▸ CHALLENGE
Your task is to print all of the data word for word.

▸ SUPPLIED RECORDS
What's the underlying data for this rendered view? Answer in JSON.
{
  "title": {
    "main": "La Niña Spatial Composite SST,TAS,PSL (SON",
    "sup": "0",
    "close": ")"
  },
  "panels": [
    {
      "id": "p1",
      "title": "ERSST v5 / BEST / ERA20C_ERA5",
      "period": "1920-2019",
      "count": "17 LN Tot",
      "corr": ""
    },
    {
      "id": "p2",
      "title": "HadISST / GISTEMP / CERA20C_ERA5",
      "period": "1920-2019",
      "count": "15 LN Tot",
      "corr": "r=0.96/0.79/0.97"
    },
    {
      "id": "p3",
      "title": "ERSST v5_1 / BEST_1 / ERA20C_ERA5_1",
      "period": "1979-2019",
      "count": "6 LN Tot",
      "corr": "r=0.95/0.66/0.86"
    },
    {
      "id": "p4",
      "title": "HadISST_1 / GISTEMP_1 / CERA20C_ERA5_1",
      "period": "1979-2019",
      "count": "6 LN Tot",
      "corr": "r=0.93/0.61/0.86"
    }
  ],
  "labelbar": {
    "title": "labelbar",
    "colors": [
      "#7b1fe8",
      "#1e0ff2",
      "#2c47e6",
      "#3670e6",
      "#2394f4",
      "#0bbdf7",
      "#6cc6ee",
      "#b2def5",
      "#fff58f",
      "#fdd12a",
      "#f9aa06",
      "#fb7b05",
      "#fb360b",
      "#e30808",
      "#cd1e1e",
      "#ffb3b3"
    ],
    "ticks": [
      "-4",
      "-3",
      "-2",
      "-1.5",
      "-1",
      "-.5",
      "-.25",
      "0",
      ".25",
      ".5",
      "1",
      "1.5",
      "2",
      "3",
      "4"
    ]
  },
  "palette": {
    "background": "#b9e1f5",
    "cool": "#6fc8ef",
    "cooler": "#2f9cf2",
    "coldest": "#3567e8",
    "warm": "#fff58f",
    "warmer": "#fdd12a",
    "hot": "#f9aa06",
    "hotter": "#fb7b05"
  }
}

▸ COMPLETED TASK
What's the underlying data for this rendered view? Answer in JSON.
{
  "title": {
    "main": "La Niña Spatial Composite SST,TAS,PSL (SON",
    "sup": "0",
    "close": ")"
  },
  "panels": [
    {
      "id": "p1",
      "title": "ERSST v5 / BEST / ERA20C_ERA5",
      "period": "1920-2019",
      "count": "17 LN Tot",
      "corr": ""
    },
    {
      "id": "p2",
      "title": "HadISST / GISTEMP / CERA20C_ERA5",
      "period": "1920-2019",
      "count": "15 LN Tot",
      "corr": "r=0.96/0.79/0.97"
    },
    {
      "id": "p3",
      "title": "ERSST v5_1 / BEST_1 / ERA20C_ERA5_1",
      "period": "1979-2019",
      "count": "6 LN Tot",
      "corr": "r=0.95/0.66/0.86"
    },
    {
      "id": "p4",
      "title": "HadISST_1 / GISTEMP_1 / CERA20C_ERA5_1",
      "period": "1979-2019",
      "count": "6 LN Tot",
      "corr": "r=0.93/0.61/0.86"
    }
  ],
  "labelbar": {
    "title": "labelbar",
    "colors": [
      "#7b1fe8",
      "#1e0ff2",
      "#2c47e6",
      "#3670e6",
      "#2394f4",
      "#0bbdf7",
      "#6cc6ee",
      "#b2def5",
      "#fff58f",
      "#fdd12a",
      "#f9aa06",
      "#fb7b05",
      "#fb360b",
      "#e30808",
      "#cd1e1e",
      "#ffb3b3"
    ],
    "ticks": [
      "-4",
      "-3",
      "-2",
      "-1.5",
      "-1",
      "-.5",
      "-.25",
      "0",
      ".25",
      ".5",
      "1",
      "1.5",
      "2",
      "3",
      "4"
    ]
  },
  "palette": {
    "background": "#b9e1f5",
    "cool": "#6fc8ef",
    "cooler": "#2f9cf2",
    "coldest": "#3567e8",
    "warm": "#fff58f",
    "warmer": "#fdd12a",
    "hot": "#f9aa06",
    "hotter": "#fb7b05"
  }
}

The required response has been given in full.